> _RECORD EXTRACTS_
○ ○ ○ ○

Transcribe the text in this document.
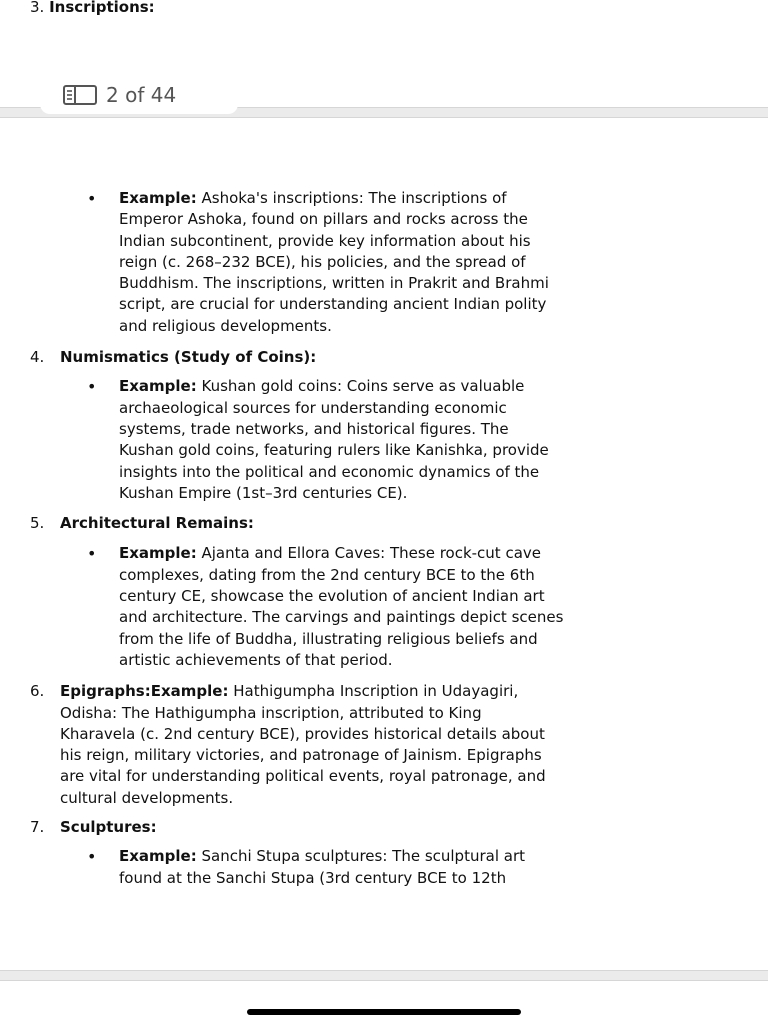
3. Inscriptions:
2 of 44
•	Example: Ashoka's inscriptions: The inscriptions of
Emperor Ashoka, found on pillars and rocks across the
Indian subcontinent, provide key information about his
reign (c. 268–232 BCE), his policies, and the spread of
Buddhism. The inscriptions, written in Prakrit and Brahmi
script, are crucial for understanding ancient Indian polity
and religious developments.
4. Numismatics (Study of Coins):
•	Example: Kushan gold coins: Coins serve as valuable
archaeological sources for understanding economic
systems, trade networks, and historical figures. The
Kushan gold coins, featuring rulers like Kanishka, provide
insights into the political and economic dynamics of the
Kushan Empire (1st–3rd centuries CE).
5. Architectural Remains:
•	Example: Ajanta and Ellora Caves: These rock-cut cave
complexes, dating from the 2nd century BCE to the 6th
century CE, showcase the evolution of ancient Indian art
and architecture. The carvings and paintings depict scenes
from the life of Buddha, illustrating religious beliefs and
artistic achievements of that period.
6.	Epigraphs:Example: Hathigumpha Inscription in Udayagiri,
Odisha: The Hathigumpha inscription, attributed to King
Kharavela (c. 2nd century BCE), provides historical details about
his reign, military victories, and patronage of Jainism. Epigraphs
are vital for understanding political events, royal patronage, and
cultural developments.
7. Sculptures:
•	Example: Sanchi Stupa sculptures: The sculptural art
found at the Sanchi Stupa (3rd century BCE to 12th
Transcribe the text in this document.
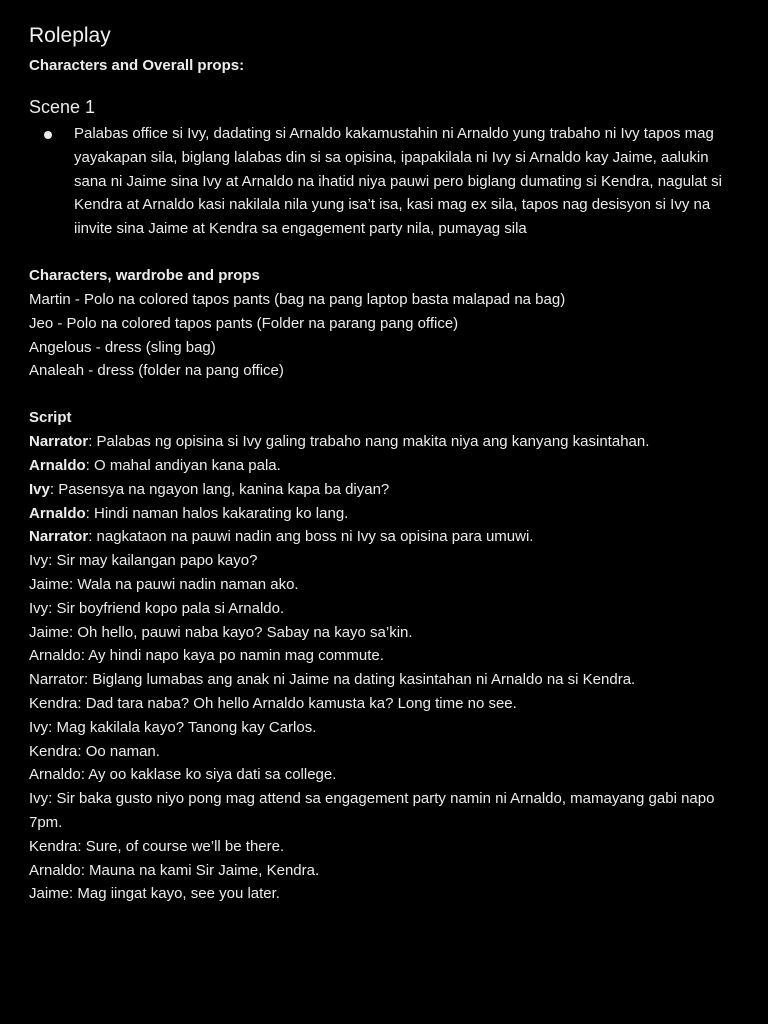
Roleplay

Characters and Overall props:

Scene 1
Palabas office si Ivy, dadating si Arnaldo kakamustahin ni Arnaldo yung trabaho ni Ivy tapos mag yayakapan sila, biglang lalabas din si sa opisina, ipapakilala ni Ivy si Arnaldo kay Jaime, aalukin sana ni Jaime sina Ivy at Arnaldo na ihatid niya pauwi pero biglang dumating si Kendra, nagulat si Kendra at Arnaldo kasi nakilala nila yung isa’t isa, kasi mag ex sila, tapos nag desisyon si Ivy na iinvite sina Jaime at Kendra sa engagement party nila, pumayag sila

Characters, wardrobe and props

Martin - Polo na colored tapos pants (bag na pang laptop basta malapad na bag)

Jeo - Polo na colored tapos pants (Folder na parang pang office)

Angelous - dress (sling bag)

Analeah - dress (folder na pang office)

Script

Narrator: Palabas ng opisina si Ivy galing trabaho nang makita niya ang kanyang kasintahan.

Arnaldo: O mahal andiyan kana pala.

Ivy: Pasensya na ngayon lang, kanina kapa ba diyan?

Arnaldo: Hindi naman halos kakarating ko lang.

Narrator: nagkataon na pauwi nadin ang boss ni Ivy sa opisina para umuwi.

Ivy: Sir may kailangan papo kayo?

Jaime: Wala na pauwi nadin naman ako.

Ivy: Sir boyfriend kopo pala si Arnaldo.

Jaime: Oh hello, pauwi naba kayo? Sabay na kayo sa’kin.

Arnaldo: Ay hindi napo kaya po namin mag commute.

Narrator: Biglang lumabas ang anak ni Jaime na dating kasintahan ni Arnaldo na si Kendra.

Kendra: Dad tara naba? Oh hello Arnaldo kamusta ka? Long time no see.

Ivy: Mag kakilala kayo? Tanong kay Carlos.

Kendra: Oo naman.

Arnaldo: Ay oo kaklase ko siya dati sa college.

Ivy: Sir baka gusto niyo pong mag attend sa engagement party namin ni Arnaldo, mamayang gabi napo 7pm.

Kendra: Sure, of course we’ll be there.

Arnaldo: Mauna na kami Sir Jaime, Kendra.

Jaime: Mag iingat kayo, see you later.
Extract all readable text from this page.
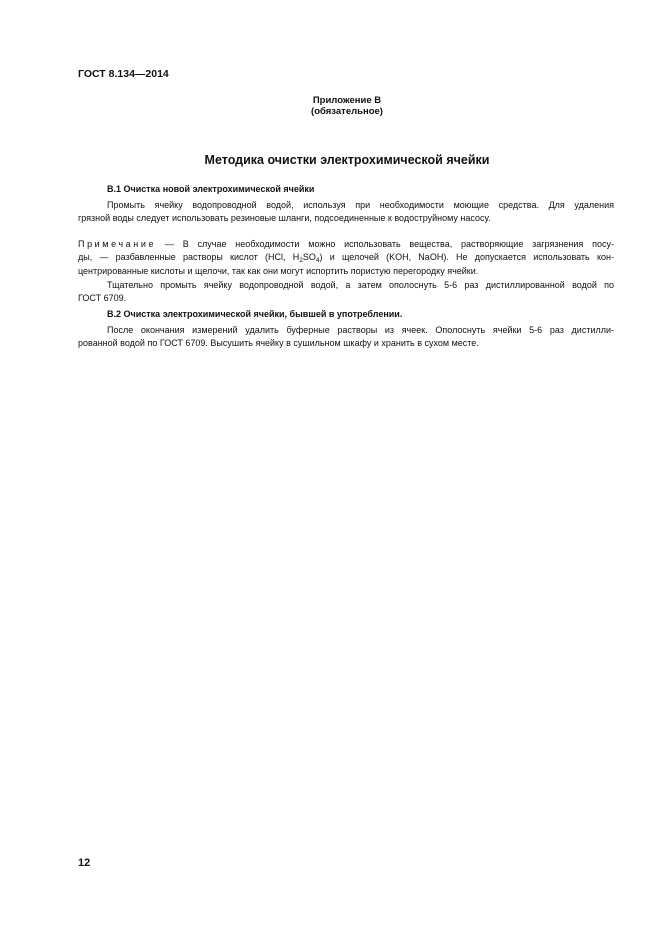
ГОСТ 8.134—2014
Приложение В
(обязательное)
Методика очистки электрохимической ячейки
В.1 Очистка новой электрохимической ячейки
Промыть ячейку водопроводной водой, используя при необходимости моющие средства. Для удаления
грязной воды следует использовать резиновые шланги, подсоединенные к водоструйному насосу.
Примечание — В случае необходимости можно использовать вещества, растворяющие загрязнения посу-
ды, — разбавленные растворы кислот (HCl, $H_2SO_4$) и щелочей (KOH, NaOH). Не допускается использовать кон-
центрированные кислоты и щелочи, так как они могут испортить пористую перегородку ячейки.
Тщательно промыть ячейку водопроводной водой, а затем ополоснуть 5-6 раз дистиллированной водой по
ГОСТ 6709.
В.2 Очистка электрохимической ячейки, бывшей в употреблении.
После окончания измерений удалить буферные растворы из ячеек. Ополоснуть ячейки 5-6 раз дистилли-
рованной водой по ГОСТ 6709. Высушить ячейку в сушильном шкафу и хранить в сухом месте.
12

○ ○ ○ ○

> _WORK REQUIRED_
Omit the pictures and give the material again, exactly and in full.

> _SOLUTION BELOW_
Transcribe the text in this document.
3. Inscriptions:
2 of 44
•	Example: Ashoka's inscriptions: The inscriptions of
Emperor Ashoka, found on pillars and rocks across the
Indian subcontinent, provide key information about his
reign (c. 268–232 BCE), his policies, and the spread of
Buddhism. The inscriptions, written in Prakrit and Brahmi
script, are crucial for understanding ancient Indian polity
and religious developments.
4. Numismatics (Study of Coins):
•	Example: Kushan gold coins: Coins serve as valuable
archaeological sources for understanding economic
systems, trade networks, and historical figures. The
Kushan gold coins, featuring rulers like Kanishka, provide
insights into the political and economic dynamics of the
Kushan Empire (1st–3rd centuries CE).
5. Architectural Remains:
•	Example: Ajanta and Ellora Caves: These rock-cut cave
complexes, dating from the 2nd century BCE to the 6th
century CE, showcase the evolution of ancient Indian art
and architecture. The carvings and paintings depict scenes
from the life of Buddha, illustrating religious beliefs and
artistic achievements of that period.
6.	Epigraphs:Example: Hathigumpha Inscription in Udayagiri,
Odisha: The Hathigumpha inscription, attributed to King
Kharavela (c. 2nd century BCE), provides historical details about
his reign, military victories, and patronage of Jainism. Epigraphs
are vital for understanding political events, royal patronage, and
cultural developments.
7. Sculptures:
•	Example: Sanchi Stupa sculptures: The sculptural art
found at the Sanchi Stupa (3rd century BCE to 12th
Transcribe the text in this document.
Roleplay

Characters and Overall props:

Scene 1
Palabas office si Ivy, dadating si Arnaldo kakamustahin ni Arnaldo yung trabaho ni Ivy tapos mag yayakapan sila, biglang lalabas din si sa opisina, ipapakilala ni Ivy si Arnaldo kay Jaime, aalukin sana ni Jaime sina Ivy at Arnaldo na ihatid niya pauwi pero biglang dumating si Kendra, nagulat si Kendra at Arnaldo kasi nakilala nila yung isa’t isa, kasi mag ex sila, tapos nag desisyon si Ivy na iinvite sina Jaime at Kendra sa engagement party nila, pumayag sila

Characters, wardrobe and props

Martin - Polo na colored tapos pants (bag na pang laptop basta malapad na bag)

Jeo - Polo na colored tapos pants (Folder na parang pang office)

Angelous - dress (sling bag)

Analeah - dress (folder na pang office)

Script

Narrator: Palabas ng opisina si Ivy galing trabaho nang makita niya ang kanyang kasintahan.

Arnaldo: O mahal andiyan kana pala.

Ivy: Pasensya na ngayon lang, kanina kapa ba diyan?

Arnaldo: Hindi naman halos kakarating ko lang.

Narrator: nagkataon na pauwi nadin ang boss ni Ivy sa opisina para umuwi.

Ivy: Sir may kailangan papo kayo?

Jaime: Wala na pauwi nadin naman ako.

Ivy: Sir boyfriend kopo pala si Arnaldo.

Jaime: Oh hello, pauwi naba kayo? Sabay na kayo sa’kin.

Arnaldo: Ay hindi napo kaya po namin mag commute.

Narrator: Biglang lumabas ang anak ni Jaime na dating kasintahan ni Arnaldo na si Kendra.

Kendra: Dad tara naba? Oh hello Arnaldo kamusta ka? Long time no see.

Ivy: Mag kakilala kayo? Tanong kay Carlos.

Kendra: Oo naman.

Arnaldo: Ay oo kaklase ko siya dati sa college.

Ivy: Sir baka gusto niyo pong mag attend sa engagement party namin ni Arnaldo, mamayang gabi napo 7pm.

Kendra: Sure, of course we’ll be there.

Arnaldo: Mauna na kami Sir Jaime, Kendra.

Jaime: Mag iingat kayo, see you later.
Extract all readable text from this page.
ГОСТ 8.134—2014
Приложение В
(обязательное)
Методика очистки электрохимической ячейки
В.1 Очистка новой электрохимической ячейки
Промыть ячейку водопроводной водой, используя при необходимости моющие средства. Для удаления
грязной воды следует использовать резиновые шланги, подсоединенные к водоструйному насосу.
Примечание — В случае необходимости можно использовать вещества, растворяющие загрязнения посу-
ды, — разбавленные растворы кислот (HCl, $H_2SO_4$) и щелочей (KOH, NaOH). Не допускается использовать кон-
центрированные кислоты и щелочи, так как они могут испортить пористую перегородку ячейки.
Тщательно промыть ячейку водопроводной водой, а затем ополоснуть 5-6 раз дистиллированной водой по
ГОСТ 6709.
В.2 Очистка электрохимической ячейки, бывшей в употреблении.
После окончания измерений удалить буферные растворы из ячеек. Ополоснуть ячейки 5-6 раз дистилли-
рованной водой по ГОСТ 6709. Высушить ячейку в сушильном шкафу и хранить в сухом месте.
12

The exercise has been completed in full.